# Items from a data source
----

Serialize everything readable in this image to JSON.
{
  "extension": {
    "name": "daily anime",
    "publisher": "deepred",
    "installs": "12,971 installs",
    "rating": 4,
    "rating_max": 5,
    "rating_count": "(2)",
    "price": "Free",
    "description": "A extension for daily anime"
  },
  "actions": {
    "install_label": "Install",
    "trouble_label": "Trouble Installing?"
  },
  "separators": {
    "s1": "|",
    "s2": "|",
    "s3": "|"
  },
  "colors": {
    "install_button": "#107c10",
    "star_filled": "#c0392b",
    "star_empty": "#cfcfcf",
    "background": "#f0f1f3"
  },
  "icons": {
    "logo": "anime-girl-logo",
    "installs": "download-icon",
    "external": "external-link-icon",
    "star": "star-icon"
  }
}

----

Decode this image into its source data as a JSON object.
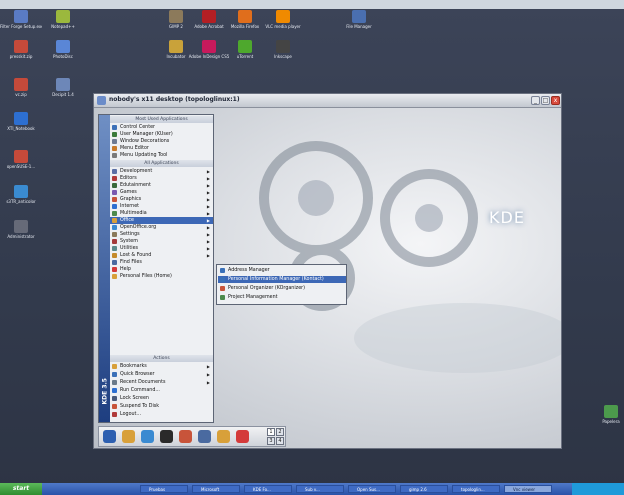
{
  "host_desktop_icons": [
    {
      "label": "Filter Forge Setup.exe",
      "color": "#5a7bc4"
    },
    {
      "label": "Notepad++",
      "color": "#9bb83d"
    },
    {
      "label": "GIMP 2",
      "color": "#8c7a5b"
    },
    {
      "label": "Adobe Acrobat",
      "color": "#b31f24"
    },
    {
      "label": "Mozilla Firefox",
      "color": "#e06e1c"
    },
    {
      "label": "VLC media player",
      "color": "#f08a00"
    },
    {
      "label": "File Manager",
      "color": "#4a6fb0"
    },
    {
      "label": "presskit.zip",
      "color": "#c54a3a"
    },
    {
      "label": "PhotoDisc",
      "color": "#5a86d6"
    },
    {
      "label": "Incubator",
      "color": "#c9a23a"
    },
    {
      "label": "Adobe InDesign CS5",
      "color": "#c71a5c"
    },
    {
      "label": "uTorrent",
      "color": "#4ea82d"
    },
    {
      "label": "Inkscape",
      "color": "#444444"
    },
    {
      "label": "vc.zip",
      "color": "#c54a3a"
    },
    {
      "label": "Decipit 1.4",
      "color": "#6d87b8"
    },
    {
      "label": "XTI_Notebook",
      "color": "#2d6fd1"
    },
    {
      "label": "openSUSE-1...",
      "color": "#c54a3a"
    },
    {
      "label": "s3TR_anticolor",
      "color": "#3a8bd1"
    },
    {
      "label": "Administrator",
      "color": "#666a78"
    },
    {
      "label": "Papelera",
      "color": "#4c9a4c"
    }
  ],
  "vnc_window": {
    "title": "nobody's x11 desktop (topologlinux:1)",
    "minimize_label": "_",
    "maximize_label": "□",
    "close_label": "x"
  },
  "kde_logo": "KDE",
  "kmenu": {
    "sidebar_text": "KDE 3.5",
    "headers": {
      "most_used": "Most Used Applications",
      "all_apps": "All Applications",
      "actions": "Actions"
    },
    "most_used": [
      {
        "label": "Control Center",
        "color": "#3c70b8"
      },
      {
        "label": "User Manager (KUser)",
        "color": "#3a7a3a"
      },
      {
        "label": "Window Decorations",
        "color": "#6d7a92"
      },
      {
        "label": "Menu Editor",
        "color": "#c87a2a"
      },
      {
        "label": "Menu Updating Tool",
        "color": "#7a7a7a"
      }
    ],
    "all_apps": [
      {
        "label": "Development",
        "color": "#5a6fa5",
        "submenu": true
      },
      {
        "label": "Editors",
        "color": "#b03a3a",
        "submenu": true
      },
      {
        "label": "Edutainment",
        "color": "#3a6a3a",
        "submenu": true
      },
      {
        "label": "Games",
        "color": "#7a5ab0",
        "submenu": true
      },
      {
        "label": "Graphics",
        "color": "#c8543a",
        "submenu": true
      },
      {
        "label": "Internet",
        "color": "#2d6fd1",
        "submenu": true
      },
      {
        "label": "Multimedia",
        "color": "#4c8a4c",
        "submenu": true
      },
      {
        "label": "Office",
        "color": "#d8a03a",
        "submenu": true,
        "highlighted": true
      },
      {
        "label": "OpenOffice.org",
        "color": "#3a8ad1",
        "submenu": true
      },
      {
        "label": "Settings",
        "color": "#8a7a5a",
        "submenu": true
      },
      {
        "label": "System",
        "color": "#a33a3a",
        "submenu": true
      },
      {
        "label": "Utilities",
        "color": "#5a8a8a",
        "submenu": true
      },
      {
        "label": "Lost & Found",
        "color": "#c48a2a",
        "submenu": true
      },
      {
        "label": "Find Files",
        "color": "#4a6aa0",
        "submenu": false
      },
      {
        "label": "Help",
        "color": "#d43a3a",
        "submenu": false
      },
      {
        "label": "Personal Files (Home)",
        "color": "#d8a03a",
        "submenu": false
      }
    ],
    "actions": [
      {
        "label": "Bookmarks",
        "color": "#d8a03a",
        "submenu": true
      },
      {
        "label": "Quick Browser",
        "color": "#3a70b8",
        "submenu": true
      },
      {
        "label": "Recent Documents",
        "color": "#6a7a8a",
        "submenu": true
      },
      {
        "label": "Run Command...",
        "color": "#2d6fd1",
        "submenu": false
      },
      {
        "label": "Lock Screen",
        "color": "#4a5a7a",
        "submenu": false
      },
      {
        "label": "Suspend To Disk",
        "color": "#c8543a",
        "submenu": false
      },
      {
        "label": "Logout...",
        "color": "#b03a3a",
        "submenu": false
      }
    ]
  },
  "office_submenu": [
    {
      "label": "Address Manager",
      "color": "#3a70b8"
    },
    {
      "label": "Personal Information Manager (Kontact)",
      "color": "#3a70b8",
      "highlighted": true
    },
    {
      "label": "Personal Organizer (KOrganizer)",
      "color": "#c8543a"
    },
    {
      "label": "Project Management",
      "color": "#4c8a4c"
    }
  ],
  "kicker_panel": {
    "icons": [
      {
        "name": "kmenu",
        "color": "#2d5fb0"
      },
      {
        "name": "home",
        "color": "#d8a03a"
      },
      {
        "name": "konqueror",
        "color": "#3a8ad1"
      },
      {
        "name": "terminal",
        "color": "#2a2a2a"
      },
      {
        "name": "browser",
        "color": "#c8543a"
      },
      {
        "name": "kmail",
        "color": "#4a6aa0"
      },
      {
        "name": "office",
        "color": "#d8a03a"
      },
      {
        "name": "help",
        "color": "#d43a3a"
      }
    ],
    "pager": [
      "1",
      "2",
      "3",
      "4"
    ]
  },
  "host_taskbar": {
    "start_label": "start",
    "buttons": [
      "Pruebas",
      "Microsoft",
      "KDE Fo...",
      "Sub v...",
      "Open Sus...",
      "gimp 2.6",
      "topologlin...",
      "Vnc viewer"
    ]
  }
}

----

# Stated goal
Copy out each line in the listing that has the word "daily".

# The answer
    "name": "daily anime",
    "description": "A extension for daily anime"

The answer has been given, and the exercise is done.